Of all the lines in the records, how many hold the word "Recall"? Answer with the number only.

* Entries *
=====

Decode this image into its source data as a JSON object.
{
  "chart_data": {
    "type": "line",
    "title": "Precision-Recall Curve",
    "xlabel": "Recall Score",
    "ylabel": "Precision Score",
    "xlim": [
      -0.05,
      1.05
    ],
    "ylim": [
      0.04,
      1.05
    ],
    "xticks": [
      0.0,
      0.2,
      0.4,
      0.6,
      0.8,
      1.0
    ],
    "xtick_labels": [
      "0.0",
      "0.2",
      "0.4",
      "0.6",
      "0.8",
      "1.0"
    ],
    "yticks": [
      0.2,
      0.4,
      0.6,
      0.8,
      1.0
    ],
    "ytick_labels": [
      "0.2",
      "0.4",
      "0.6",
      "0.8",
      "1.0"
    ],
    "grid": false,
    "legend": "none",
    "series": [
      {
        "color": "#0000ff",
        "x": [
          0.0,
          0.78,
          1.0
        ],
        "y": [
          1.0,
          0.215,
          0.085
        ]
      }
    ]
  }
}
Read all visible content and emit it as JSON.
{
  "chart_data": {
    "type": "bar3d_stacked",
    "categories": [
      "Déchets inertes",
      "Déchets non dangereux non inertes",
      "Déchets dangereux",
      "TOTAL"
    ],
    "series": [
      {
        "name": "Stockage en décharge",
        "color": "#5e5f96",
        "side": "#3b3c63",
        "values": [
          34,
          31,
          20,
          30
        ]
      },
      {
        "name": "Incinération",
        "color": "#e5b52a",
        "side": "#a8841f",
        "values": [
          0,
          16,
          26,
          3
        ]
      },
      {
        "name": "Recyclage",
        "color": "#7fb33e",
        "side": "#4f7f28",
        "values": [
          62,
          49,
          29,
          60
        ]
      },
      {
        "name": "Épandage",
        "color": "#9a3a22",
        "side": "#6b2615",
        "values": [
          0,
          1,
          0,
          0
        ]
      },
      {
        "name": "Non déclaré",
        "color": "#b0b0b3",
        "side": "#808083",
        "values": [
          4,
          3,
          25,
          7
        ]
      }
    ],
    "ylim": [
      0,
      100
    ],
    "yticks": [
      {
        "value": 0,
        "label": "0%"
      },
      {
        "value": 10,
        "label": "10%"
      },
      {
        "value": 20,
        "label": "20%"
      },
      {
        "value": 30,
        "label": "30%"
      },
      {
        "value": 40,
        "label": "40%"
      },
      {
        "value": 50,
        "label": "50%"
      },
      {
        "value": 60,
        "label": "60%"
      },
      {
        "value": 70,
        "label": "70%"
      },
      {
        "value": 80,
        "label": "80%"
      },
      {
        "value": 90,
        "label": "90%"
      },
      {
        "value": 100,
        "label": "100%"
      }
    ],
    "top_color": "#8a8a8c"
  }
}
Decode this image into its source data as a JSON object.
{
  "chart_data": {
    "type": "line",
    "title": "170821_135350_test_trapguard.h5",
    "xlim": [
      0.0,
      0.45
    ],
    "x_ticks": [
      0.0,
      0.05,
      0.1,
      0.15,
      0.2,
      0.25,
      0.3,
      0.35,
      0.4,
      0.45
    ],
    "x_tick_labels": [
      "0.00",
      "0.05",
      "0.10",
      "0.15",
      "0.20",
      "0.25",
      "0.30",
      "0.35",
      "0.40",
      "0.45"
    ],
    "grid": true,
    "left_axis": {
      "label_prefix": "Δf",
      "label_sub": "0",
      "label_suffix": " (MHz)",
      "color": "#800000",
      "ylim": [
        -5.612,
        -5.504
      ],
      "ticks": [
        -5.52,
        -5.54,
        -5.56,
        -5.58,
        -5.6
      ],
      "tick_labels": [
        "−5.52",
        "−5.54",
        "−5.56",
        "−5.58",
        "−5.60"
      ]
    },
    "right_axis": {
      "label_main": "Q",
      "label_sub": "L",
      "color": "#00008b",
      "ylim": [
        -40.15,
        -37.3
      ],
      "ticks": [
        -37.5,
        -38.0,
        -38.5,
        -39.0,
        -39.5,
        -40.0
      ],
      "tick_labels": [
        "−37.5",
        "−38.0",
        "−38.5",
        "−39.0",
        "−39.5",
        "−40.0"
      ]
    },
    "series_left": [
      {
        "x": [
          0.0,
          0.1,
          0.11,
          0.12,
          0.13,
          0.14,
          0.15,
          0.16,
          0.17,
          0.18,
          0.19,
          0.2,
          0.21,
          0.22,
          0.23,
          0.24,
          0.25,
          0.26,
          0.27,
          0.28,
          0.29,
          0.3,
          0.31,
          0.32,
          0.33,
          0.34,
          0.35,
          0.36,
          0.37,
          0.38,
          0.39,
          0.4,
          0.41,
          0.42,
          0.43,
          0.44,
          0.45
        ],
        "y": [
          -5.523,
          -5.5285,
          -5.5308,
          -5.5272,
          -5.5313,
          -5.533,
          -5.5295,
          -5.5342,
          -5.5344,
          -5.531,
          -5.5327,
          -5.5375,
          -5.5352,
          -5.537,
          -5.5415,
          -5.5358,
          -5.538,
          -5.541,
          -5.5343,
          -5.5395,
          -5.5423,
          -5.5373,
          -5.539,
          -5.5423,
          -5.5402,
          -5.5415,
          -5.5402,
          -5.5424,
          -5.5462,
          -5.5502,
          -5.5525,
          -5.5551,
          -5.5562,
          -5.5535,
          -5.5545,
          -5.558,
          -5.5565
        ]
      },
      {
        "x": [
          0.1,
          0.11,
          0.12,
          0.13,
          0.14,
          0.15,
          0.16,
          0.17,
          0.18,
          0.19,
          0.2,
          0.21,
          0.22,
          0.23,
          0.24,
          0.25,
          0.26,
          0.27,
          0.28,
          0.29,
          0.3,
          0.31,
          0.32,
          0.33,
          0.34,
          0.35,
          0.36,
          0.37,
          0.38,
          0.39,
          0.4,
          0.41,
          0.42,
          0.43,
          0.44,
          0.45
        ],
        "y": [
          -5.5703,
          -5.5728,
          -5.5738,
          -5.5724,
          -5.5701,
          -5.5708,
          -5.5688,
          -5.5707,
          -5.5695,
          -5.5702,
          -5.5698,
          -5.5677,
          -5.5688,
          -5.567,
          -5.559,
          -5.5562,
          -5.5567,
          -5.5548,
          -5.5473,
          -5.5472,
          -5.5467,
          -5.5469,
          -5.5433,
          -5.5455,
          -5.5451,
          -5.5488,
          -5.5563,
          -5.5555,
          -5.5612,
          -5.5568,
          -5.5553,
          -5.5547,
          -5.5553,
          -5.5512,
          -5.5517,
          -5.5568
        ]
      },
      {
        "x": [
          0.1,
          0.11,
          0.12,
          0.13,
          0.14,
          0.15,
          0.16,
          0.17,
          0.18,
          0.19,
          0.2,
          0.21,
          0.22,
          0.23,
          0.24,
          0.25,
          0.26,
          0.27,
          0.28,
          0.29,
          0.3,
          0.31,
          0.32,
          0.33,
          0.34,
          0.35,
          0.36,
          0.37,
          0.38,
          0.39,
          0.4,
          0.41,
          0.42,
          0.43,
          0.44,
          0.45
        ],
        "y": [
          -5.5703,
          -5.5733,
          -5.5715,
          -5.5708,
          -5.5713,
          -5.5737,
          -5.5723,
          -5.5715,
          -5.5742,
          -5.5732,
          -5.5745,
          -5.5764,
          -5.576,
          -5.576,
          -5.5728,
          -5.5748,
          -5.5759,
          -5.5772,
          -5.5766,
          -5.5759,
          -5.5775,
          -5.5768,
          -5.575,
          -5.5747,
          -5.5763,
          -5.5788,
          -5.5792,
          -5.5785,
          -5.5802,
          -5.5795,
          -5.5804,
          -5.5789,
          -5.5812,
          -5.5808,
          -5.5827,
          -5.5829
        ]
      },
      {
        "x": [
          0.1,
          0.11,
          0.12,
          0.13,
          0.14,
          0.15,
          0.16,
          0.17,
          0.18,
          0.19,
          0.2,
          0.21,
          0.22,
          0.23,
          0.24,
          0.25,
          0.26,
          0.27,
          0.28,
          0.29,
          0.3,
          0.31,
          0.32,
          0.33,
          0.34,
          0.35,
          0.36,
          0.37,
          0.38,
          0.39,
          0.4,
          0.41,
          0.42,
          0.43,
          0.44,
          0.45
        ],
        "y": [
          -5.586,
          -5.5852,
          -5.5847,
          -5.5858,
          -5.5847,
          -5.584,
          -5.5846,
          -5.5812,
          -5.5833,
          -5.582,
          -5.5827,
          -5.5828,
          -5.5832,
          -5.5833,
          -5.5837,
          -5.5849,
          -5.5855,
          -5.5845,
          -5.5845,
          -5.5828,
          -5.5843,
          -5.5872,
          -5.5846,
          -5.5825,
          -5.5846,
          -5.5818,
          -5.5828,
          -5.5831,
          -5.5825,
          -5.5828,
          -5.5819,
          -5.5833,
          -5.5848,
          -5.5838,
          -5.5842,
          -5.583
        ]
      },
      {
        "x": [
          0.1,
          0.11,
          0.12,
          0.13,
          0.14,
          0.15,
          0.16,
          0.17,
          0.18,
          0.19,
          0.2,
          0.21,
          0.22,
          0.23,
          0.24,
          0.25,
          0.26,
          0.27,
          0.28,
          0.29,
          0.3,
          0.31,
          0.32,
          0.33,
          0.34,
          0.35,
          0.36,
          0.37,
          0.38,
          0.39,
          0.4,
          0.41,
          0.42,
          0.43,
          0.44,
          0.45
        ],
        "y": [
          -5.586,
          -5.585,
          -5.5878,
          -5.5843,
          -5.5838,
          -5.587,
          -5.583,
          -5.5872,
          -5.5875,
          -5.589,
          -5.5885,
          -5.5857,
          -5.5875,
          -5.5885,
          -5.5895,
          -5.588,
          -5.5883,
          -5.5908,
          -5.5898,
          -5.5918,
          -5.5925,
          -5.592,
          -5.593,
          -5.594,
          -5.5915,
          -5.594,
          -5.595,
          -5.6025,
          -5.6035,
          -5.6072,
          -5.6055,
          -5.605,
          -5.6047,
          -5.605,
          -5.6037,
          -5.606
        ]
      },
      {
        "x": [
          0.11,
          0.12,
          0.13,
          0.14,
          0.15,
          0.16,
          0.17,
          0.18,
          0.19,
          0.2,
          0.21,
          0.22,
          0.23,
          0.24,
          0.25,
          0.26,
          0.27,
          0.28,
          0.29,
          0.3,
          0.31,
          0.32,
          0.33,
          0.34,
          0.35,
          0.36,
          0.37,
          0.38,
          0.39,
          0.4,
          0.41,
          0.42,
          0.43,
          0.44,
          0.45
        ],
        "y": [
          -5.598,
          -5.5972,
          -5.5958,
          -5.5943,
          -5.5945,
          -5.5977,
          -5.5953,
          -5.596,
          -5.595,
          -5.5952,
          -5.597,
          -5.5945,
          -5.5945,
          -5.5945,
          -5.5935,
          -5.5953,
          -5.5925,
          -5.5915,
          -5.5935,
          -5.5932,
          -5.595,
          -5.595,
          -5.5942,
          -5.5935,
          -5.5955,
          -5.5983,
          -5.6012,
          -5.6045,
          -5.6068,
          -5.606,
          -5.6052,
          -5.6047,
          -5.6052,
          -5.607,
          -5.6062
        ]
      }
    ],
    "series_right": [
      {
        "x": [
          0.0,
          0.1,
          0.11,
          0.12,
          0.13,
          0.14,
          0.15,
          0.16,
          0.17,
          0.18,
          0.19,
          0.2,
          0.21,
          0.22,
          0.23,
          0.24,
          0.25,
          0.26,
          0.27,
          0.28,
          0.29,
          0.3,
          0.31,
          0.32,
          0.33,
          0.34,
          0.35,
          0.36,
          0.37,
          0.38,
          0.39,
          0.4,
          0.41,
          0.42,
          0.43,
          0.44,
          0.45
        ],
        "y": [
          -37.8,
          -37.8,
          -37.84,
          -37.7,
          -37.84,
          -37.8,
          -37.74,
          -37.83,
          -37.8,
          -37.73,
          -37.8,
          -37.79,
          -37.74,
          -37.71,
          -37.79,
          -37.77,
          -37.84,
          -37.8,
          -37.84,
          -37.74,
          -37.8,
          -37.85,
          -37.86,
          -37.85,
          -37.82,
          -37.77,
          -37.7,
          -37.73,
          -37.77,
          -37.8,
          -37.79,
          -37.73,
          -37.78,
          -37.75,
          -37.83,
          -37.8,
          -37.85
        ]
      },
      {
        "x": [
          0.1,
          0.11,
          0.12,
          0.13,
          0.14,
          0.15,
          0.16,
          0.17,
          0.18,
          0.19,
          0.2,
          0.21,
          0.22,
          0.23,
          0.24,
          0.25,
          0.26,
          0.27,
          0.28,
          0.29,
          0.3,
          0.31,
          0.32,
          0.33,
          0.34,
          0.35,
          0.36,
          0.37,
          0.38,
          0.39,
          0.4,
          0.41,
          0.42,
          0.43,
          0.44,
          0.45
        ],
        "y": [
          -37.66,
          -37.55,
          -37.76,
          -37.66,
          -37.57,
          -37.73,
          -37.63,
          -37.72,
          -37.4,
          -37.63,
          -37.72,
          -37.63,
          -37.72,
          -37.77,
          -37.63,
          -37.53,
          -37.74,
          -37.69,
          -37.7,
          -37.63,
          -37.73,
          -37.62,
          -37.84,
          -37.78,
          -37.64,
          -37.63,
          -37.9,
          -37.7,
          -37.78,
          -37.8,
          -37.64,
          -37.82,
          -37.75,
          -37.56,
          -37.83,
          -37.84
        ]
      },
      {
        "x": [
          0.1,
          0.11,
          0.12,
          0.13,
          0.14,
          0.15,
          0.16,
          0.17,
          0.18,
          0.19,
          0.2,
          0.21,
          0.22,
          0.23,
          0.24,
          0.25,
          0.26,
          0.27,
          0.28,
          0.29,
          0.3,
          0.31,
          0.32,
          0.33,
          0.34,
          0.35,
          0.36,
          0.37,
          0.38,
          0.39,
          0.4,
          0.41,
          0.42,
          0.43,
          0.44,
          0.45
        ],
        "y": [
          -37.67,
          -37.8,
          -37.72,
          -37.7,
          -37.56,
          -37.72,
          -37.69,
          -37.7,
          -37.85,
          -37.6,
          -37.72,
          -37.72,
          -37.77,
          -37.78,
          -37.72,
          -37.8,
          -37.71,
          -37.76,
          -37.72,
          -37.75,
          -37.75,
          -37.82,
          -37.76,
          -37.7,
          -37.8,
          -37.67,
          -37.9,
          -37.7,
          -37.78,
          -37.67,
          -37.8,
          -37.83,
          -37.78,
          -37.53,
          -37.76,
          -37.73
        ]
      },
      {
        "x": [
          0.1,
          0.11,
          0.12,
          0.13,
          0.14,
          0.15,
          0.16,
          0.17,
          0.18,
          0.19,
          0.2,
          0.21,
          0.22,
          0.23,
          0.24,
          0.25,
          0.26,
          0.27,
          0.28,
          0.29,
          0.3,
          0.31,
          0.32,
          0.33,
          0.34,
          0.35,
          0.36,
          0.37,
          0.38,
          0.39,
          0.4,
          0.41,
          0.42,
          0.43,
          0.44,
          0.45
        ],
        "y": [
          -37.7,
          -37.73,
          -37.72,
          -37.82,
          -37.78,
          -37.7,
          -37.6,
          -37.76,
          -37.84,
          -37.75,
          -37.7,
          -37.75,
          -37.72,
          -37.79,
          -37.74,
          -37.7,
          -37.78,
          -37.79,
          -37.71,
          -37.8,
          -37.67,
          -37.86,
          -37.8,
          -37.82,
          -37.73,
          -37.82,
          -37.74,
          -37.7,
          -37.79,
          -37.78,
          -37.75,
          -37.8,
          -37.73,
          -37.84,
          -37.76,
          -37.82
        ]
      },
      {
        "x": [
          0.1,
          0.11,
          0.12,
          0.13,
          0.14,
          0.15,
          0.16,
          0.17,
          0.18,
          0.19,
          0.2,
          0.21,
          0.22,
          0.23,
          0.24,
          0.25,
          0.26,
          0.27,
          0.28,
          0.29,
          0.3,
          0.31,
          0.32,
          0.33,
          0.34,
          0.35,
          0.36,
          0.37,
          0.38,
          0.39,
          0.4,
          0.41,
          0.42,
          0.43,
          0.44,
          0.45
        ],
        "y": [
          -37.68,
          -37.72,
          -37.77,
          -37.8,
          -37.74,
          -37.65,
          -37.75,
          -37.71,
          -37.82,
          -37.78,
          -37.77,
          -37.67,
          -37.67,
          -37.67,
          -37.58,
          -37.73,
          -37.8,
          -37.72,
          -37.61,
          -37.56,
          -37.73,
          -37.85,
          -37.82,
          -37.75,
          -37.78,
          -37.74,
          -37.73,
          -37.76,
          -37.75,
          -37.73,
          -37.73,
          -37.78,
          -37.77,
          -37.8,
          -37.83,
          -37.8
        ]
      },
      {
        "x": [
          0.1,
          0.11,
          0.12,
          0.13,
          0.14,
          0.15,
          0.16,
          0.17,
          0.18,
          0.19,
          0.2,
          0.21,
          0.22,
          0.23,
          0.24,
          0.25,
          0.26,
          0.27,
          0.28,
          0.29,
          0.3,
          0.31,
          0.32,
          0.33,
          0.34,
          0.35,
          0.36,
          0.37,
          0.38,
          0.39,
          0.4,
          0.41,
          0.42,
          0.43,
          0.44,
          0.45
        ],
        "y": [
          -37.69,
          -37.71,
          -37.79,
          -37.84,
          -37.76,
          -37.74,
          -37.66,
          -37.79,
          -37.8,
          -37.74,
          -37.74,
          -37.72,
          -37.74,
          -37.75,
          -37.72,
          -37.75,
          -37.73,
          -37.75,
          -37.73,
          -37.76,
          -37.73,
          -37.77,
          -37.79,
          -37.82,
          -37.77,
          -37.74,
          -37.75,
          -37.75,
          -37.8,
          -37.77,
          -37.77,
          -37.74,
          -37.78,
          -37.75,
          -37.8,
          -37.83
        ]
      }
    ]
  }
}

=====

* Answer to the exercise *
2